GIVEN PROBLEM:
Please continue the passage below on how v4 and v3 compare in river discharge correlation, starting after its final sentence.

QUOTED PASSAGE:
The correlation shows a very mixed picture globally, with slightly more positive than negative catchments (Figure 10, top row). The most prominent area with a correlation improvemnt cluster is in central North-America. The mixed picture is similar for all three station selections (in the three columns).

The cumulative distributions confirms that v4 provides only marginal improvement over v3 in correlation. For the high correlations v3 seems to be even very slightly better, while v4 is noticeably better for low to medium correlations. For the calibrated stations this the difference is even less, while for the non-calibrated stations v3 actually seems to be better. It seems the up and downs of the simulations could not really be improved very noticeably by the v4 model.

Regarding the actual correlation values, the median changes from 0.748 to 0.759 in v4, with 0.000 as the median of the correlation differences for the all-station case, i.e. no change on average at all. For the calibration stations, the improvement is from 0.817 to 0.816 (so actually even very slight decrease), with -0.002 as the median of the correlation differences, while for the non-calibrated stations it is from 0.672 to 0.629, with -0.006 as the median of the correlation differences. These number also confirm that the correlation aspect of the river discharge simulation in v4 did improve only marginally when measured using all stations, while the calibration station comparison shows no change at all and the non-calibration comparison shows rather some small deterioration.

DATASET EXCERPTS:
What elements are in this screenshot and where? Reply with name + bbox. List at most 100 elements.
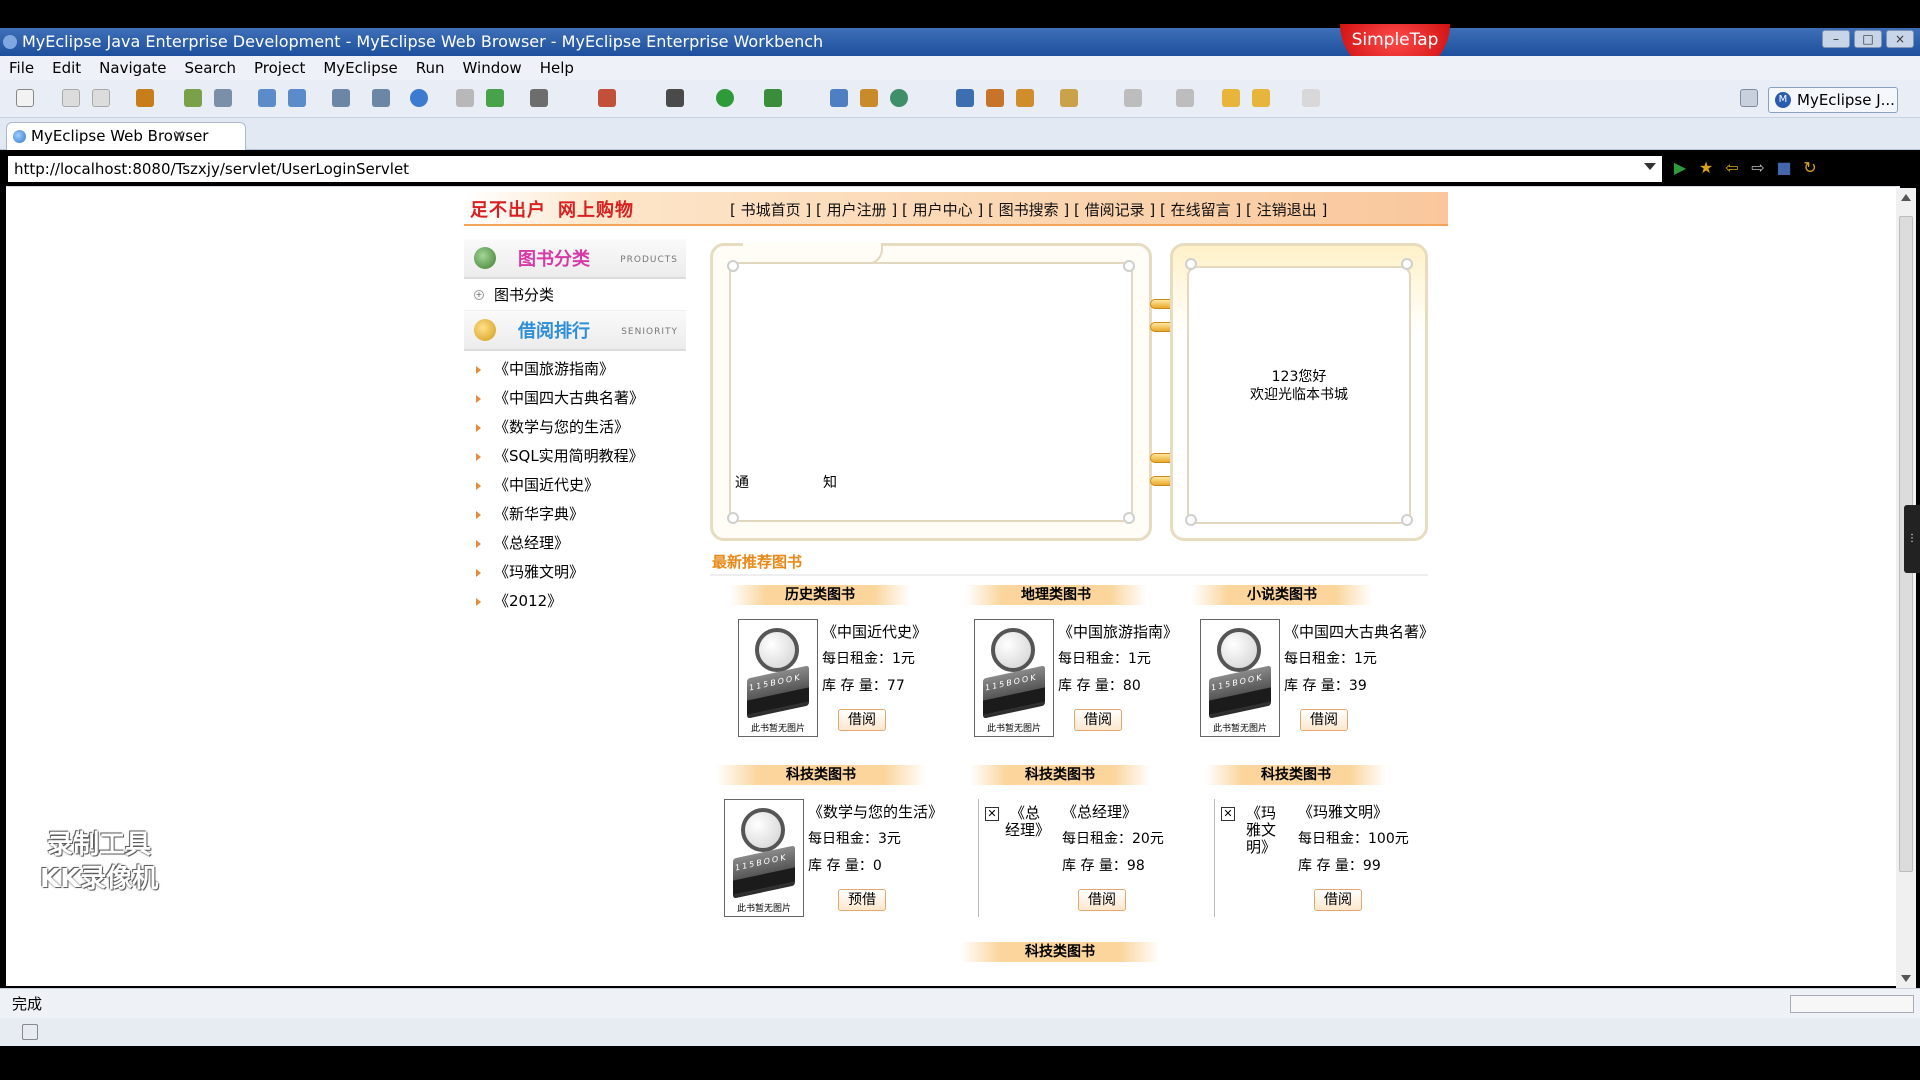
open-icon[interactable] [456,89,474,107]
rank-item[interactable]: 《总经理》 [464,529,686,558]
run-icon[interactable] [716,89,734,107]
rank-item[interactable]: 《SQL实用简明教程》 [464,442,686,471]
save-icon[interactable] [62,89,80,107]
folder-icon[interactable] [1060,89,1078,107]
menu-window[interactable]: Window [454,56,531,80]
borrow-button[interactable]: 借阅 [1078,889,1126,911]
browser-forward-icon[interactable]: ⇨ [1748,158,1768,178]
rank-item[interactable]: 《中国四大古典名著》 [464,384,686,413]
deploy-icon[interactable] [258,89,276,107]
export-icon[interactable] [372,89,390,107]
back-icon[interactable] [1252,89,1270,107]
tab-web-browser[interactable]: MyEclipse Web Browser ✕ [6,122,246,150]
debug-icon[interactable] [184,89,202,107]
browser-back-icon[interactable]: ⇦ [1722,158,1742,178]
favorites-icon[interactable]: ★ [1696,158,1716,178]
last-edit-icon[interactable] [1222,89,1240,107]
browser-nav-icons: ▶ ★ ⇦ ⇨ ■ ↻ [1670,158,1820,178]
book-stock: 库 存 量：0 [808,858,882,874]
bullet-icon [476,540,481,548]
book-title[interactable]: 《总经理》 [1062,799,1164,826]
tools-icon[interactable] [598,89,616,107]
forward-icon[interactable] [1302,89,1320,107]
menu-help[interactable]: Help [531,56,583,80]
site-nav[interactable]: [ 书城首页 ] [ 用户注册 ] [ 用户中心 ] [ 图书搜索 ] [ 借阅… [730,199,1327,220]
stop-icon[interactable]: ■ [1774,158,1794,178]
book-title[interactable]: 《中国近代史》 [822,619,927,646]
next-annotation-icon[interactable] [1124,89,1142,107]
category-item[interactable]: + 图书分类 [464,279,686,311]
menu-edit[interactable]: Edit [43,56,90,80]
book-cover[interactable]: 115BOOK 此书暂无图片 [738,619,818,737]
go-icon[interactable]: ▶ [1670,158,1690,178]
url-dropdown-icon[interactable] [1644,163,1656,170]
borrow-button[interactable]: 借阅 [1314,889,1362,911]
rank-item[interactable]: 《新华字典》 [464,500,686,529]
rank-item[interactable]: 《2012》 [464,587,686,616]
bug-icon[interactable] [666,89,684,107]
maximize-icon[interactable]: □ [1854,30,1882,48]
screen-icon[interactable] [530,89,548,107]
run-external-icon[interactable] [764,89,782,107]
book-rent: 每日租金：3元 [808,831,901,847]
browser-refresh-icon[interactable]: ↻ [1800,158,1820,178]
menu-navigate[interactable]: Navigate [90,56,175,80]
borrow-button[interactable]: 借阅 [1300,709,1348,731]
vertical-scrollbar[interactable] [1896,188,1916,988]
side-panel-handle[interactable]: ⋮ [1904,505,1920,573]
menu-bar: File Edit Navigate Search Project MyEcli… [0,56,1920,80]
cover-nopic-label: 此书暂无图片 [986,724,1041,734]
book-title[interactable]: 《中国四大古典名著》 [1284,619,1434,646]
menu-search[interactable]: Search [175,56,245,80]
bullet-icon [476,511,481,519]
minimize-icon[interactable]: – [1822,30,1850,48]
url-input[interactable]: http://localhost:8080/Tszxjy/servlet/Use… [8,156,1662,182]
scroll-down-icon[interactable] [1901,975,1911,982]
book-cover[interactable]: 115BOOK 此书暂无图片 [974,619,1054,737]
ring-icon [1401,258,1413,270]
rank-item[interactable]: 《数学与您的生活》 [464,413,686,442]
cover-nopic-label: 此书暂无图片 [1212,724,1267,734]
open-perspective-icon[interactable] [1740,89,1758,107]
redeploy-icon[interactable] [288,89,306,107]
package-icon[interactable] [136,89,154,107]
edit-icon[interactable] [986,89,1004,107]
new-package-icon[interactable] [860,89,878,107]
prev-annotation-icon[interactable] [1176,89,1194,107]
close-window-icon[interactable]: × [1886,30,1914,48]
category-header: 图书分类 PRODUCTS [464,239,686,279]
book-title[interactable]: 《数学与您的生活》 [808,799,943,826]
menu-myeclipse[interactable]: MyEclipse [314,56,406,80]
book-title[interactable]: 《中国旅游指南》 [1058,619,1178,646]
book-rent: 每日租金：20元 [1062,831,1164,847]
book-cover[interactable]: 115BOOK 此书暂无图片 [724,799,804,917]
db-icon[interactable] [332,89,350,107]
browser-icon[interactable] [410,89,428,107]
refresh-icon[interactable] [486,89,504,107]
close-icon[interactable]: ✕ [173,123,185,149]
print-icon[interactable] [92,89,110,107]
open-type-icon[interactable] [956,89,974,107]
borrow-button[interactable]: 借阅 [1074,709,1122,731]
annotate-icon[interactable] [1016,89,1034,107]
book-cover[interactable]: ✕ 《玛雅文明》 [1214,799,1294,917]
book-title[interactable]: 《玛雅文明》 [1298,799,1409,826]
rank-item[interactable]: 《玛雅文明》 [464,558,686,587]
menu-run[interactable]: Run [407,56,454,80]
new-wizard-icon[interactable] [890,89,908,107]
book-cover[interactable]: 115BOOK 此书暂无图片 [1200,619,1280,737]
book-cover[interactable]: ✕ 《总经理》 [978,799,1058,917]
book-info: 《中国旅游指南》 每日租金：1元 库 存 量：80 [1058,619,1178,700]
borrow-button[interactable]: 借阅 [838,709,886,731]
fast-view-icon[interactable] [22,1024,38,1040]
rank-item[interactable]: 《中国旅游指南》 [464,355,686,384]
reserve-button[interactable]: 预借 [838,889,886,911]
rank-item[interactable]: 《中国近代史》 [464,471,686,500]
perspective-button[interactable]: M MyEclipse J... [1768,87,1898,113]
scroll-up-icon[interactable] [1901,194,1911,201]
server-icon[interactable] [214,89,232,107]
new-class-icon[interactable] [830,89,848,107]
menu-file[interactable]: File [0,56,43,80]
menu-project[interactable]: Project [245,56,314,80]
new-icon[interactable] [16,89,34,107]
* * *
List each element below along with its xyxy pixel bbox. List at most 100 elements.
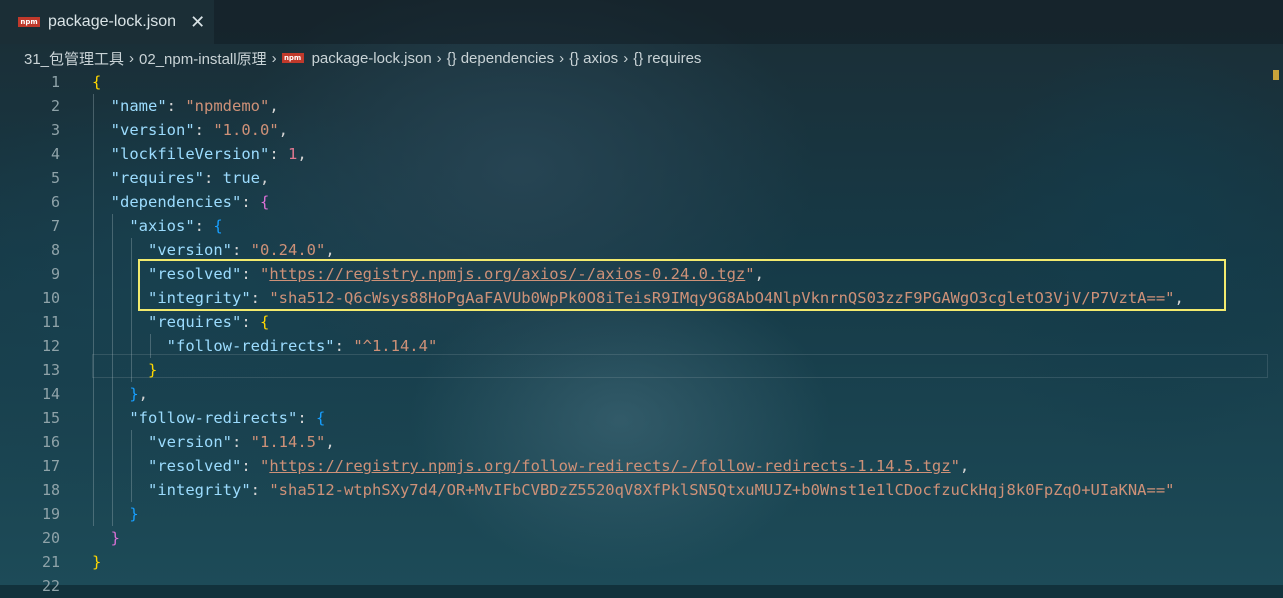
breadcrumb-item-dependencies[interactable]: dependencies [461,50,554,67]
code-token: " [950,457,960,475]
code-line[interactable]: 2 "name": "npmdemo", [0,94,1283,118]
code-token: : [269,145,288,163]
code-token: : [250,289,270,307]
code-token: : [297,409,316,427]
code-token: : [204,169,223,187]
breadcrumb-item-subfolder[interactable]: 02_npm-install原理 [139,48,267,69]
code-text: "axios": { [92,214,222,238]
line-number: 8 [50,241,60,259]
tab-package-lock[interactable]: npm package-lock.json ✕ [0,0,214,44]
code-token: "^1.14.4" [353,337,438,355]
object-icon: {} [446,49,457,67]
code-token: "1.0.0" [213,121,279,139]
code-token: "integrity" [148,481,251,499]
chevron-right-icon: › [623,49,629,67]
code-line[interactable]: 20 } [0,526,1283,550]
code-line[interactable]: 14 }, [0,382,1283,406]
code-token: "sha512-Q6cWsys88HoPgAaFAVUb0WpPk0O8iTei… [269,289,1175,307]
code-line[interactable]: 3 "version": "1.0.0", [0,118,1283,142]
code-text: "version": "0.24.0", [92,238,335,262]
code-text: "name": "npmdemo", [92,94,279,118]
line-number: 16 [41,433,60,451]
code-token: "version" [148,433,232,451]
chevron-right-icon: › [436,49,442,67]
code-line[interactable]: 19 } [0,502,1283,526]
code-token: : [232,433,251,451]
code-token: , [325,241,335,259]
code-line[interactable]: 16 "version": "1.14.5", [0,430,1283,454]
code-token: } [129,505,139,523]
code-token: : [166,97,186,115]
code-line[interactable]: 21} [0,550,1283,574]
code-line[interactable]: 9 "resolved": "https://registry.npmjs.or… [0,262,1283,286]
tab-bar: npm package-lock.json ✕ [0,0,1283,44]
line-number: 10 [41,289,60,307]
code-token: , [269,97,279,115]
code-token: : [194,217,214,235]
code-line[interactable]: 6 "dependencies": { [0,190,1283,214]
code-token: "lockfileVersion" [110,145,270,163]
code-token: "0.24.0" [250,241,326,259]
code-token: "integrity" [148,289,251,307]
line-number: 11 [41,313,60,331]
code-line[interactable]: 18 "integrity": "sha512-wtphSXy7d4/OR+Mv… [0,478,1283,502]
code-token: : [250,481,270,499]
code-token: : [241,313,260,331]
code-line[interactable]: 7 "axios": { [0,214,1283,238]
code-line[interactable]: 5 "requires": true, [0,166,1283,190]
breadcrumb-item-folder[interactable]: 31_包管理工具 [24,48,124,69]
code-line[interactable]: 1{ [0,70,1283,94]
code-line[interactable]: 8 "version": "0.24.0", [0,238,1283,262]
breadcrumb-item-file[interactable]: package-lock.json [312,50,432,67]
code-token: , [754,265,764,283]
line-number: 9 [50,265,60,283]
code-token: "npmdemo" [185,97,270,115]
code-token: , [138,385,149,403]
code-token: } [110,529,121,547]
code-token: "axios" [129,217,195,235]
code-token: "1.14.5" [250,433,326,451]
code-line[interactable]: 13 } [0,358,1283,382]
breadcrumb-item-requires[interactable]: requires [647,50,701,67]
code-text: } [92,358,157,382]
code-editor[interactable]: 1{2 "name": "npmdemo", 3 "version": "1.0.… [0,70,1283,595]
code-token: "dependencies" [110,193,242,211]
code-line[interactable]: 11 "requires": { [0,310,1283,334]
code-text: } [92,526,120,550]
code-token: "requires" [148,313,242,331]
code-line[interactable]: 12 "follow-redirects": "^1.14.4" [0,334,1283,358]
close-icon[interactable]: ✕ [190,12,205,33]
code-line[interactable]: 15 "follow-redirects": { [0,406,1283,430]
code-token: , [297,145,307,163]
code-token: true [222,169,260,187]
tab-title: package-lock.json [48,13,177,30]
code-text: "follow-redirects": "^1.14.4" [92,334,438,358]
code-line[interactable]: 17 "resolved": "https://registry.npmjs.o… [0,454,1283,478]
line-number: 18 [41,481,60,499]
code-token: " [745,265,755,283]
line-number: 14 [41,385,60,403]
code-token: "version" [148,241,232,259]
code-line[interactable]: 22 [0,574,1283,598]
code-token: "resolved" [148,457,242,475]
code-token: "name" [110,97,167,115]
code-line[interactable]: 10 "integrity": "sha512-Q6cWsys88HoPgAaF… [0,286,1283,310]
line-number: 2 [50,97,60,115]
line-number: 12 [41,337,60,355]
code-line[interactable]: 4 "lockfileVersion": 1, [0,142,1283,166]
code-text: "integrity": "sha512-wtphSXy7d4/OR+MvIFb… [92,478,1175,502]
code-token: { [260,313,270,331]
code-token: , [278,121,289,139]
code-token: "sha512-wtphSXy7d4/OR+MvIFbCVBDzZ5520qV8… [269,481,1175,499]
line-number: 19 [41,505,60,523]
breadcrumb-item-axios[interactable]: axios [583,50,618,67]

FINAL RESULT:
Figure 10. Correlation error difference maps between GloFAS v4 and v3 simulations (top row) and cumulative distributions of correlation for both v4 and v3 (bottom row). Using all all points (1st column), using only calibration points for both models without larger reservoir or lake influence (2nd column) and non-calibration points for both models without larger reservoir or lake influence (3rd column).